Data extracted from a collection:
## start

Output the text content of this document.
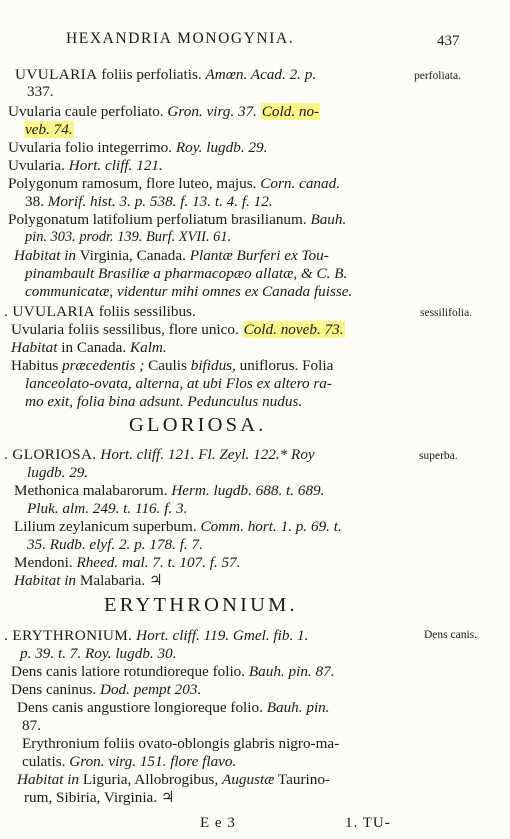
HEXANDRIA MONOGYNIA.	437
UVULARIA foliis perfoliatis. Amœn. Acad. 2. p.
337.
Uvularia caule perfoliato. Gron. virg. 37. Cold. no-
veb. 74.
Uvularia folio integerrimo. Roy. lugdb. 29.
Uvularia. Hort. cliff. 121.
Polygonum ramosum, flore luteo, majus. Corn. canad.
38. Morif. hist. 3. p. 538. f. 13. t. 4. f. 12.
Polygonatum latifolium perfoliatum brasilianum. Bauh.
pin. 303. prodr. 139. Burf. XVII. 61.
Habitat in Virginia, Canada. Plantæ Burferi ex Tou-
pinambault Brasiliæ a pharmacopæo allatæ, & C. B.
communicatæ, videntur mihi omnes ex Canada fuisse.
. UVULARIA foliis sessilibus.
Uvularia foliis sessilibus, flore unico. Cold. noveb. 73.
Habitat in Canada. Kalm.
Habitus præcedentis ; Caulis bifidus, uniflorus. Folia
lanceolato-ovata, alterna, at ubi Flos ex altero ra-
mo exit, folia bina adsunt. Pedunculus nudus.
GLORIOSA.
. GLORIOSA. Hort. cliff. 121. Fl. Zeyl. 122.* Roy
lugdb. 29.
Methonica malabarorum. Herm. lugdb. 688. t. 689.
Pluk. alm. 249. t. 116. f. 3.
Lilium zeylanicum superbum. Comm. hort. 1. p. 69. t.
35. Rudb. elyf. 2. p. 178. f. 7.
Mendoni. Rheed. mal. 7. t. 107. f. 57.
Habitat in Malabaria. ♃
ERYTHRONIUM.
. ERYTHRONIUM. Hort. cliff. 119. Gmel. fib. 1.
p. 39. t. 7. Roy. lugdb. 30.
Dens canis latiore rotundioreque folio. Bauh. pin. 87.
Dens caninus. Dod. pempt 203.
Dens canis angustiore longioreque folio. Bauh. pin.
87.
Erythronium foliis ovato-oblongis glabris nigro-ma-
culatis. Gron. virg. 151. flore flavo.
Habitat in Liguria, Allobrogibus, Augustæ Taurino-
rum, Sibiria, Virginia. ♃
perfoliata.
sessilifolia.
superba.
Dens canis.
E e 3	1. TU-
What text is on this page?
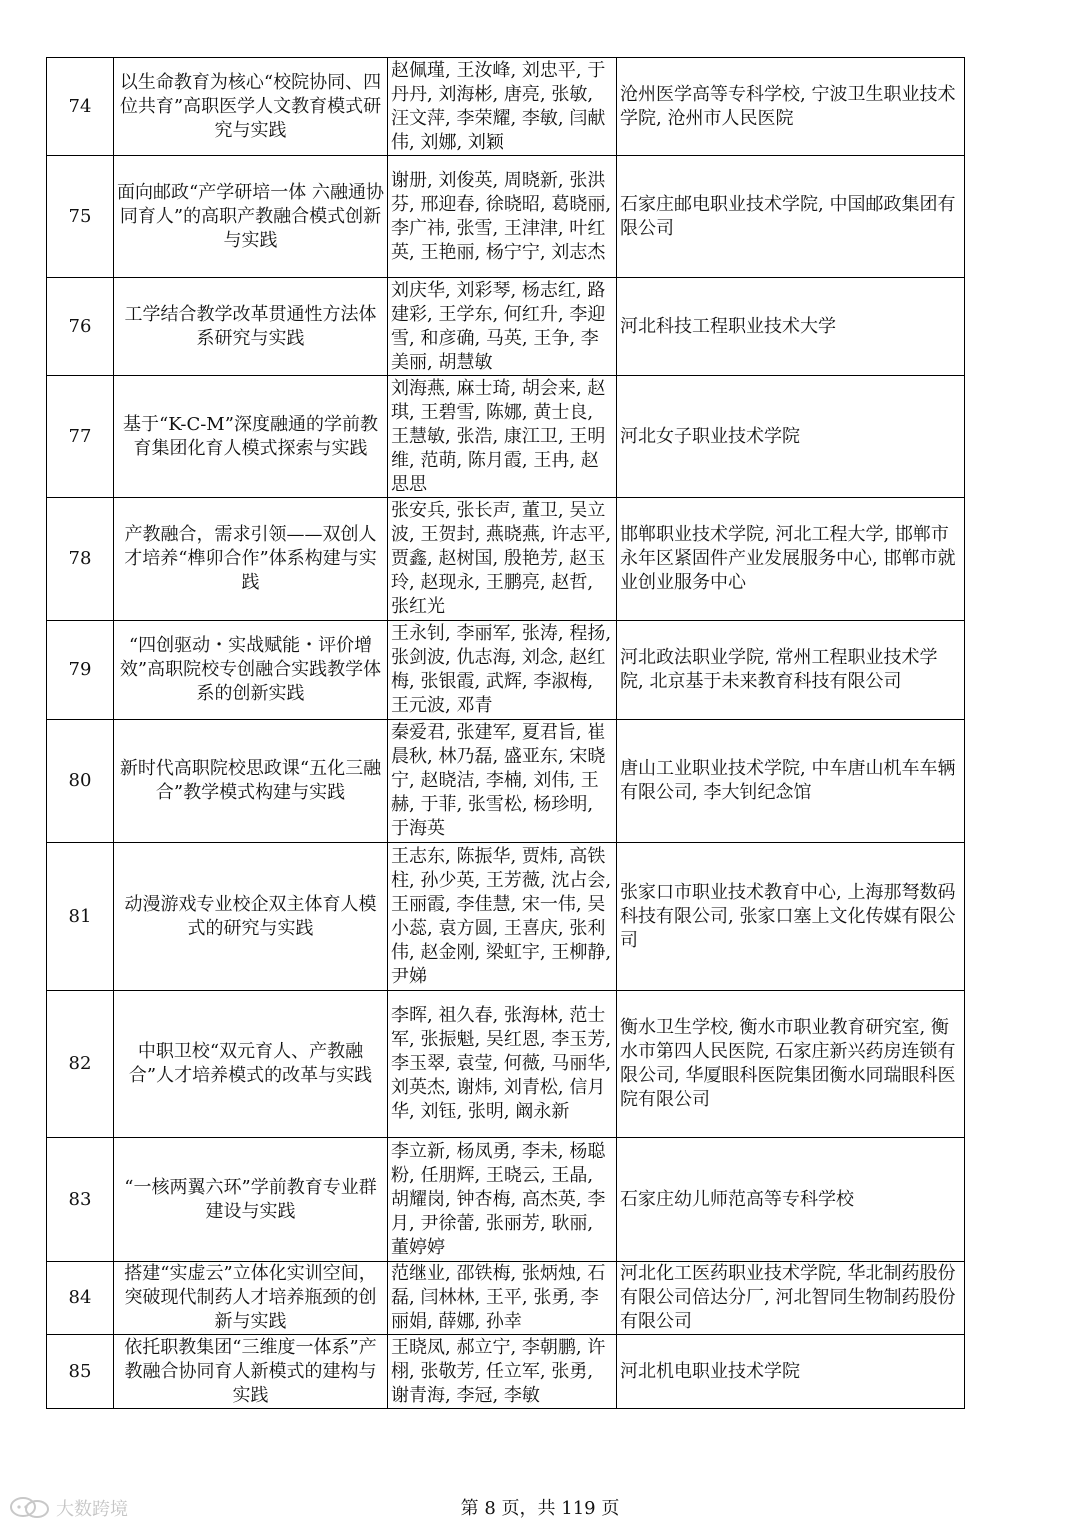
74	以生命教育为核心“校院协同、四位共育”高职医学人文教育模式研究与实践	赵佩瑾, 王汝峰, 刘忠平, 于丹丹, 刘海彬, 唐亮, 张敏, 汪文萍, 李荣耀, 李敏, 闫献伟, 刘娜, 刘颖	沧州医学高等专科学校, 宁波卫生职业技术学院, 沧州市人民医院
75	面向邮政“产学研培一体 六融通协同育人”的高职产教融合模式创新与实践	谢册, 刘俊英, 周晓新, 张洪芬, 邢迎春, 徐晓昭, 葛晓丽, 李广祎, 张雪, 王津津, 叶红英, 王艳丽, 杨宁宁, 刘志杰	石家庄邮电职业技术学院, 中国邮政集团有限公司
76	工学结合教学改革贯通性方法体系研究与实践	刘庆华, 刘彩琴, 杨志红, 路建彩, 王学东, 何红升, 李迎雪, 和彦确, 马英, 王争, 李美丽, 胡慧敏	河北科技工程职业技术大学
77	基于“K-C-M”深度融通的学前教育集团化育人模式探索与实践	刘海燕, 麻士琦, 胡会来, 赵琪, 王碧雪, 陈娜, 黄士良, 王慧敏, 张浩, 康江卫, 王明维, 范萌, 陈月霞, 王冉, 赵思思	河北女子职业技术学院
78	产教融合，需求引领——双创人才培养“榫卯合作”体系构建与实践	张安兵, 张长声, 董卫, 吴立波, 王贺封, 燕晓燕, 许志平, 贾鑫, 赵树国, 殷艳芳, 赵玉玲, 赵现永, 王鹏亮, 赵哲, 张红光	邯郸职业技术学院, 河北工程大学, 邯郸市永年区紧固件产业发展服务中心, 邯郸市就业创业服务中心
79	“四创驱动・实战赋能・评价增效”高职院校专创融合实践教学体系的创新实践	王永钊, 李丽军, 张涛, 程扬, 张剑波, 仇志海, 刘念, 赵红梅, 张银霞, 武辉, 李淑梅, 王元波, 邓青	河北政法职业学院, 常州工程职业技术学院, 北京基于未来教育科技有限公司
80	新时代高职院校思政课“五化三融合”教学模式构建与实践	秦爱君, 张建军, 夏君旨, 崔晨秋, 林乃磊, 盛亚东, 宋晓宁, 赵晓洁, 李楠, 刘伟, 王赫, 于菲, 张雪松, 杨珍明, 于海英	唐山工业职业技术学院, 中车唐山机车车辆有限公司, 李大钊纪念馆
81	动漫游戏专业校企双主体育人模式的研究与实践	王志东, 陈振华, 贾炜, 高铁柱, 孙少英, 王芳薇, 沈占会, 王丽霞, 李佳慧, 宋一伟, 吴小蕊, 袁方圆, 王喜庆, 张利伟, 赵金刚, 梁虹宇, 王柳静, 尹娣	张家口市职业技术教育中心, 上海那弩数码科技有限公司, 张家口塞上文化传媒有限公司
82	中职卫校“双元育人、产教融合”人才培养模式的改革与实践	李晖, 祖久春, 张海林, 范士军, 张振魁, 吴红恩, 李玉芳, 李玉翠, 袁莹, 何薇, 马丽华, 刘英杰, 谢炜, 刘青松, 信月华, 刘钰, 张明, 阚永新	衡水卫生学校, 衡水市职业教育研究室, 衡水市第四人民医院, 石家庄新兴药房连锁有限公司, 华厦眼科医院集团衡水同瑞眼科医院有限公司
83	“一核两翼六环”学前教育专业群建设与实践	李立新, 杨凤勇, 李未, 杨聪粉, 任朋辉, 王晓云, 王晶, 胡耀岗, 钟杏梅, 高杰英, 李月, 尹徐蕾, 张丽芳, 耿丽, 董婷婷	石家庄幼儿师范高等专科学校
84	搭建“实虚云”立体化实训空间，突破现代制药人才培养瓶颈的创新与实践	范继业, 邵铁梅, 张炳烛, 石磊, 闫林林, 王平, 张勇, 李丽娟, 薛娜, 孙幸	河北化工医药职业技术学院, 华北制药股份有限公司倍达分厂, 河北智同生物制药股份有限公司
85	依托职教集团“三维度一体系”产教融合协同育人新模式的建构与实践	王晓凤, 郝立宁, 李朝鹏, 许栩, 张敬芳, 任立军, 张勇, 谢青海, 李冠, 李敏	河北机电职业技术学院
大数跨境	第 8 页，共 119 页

## end

EXERCISE DIRECTIONS: With pictures left out, extract the lines from the one containing "What text is on this page?" to the end of the material above, both included, exactly as written.

EXERCISE ANSWER:
What text is on this page?
74	以生命教育为核心“校院协同、四位共育”高职医学人文教育模式研究与实践	赵佩瑾, 王汝峰, 刘忠平, 于丹丹, 刘海彬, 唐亮, 张敏, 汪文萍, 李荣耀, 李敏, 闫献伟, 刘娜, 刘颖	沧州医学高等专科学校, 宁波卫生职业技术学院, 沧州市人民医院
75	面向邮政“产学研培一体 六融通协同育人”的高职产教融合模式创新与实践	谢册, 刘俊英, 周晓新, 张洪芬, 邢迎春, 徐晓昭, 葛晓丽, 李广祎, 张雪, 王津津, 叶红英, 王艳丽, 杨宁宁, 刘志杰	石家庄邮电职业技术学院, 中国邮政集团有限公司
76	工学结合教学改革贯通性方法体系研究与实践	刘庆华, 刘彩琴, 杨志红, 路建彩, 王学东, 何红升, 李迎雪, 和彦确, 马英, 王争, 李美丽, 胡慧敏	河北科技工程职业技术大学
77	基于“K-C-M”深度融通的学前教育集团化育人模式探索与实践	刘海燕, 麻士琦, 胡会来, 赵琪, 王碧雪, 陈娜, 黄士良, 王慧敏, 张浩, 康江卫, 王明维, 范萌, 陈月霞, 王冉, 赵思思	河北女子职业技术学院
78	产教融合，需求引领——双创人才培养“榫卯合作”体系构建与实践	张安兵, 张长声, 董卫, 吴立波, 王贺封, 燕晓燕, 许志平, 贾鑫, 赵树国, 殷艳芳, 赵玉玲, 赵现永, 王鹏亮, 赵哲, 张红光	邯郸职业技术学院, 河北工程大学, 邯郸市永年区紧固件产业发展服务中心, 邯郸市就业创业服务中心
79	“四创驱动・实战赋能・评价增效”高职院校专创融合实践教学体系的创新实践	王永钊, 李丽军, 张涛, 程扬, 张剑波, 仇志海, 刘念, 赵红梅, 张银霞, 武辉, 李淑梅, 王元波, 邓青	河北政法职业学院, 常州工程职业技术学院, 北京基于未来教育科技有限公司
80	新时代高职院校思政课“五化三融合”教学模式构建与实践	秦爱君, 张建军, 夏君旨, 崔晨秋, 林乃磊, 盛亚东, 宋晓宁, 赵晓洁, 李楠, 刘伟, 王赫, 于菲, 张雪松, 杨珍明, 于海英	唐山工业职业技术学院, 中车唐山机车车辆有限公司, 李大钊纪念馆
81	动漫游戏专业校企双主体育人模式的研究与实践	王志东, 陈振华, 贾炜, 高铁柱, 孙少英, 王芳薇, 沈占会, 王丽霞, 李佳慧, 宋一伟, 吴小蕊, 袁方圆, 王喜庆, 张利伟, 赵金刚, 梁虹宇, 王柳静, 尹娣	张家口市职业技术教育中心, 上海那弩数码科技有限公司, 张家口塞上文化传媒有限公司
82	中职卫校“双元育人、产教融合”人才培养模式的改革与实践	李晖, 祖久春, 张海林, 范士军, 张振魁, 吴红恩, 李玉芳, 李玉翠, 袁莹, 何薇, 马丽华, 刘英杰, 谢炜, 刘青松, 信月华, 刘钰, 张明, 阚永新	衡水卫生学校, 衡水市职业教育研究室, 衡水市第四人民医院, 石家庄新兴药房连锁有限公司, 华厦眼科医院集团衡水同瑞眼科医院有限公司
83	“一核两翼六环”学前教育专业群建设与实践	李立新, 杨凤勇, 李未, 杨聪粉, 任朋辉, 王晓云, 王晶, 胡耀岗, 钟杏梅, 高杰英, 李月, 尹徐蕾, 张丽芳, 耿丽, 董婷婷	石家庄幼儿师范高等专科学校
84	搭建“实虚云”立体化实训空间，突破现代制药人才培养瓶颈的创新与实践	范继业, 邵铁梅, 张炳烛, 石磊, 闫林林, 王平, 张勇, 李丽娟, 薛娜, 孙幸	河北化工医药职业技术学院, 华北制药股份有限公司倍达分厂, 河北智同生物制药股份有限公司
85	依托职教集团“三维度一体系”产教融合协同育人新模式的建构与实践	王晓凤, 郝立宁, 李朝鹏, 许栩, 张敬芳, 任立军, 张勇, 谢青海, 李冠, 李敏	河北机电职业技术学院
大数跨境	第 8 页，共 119 页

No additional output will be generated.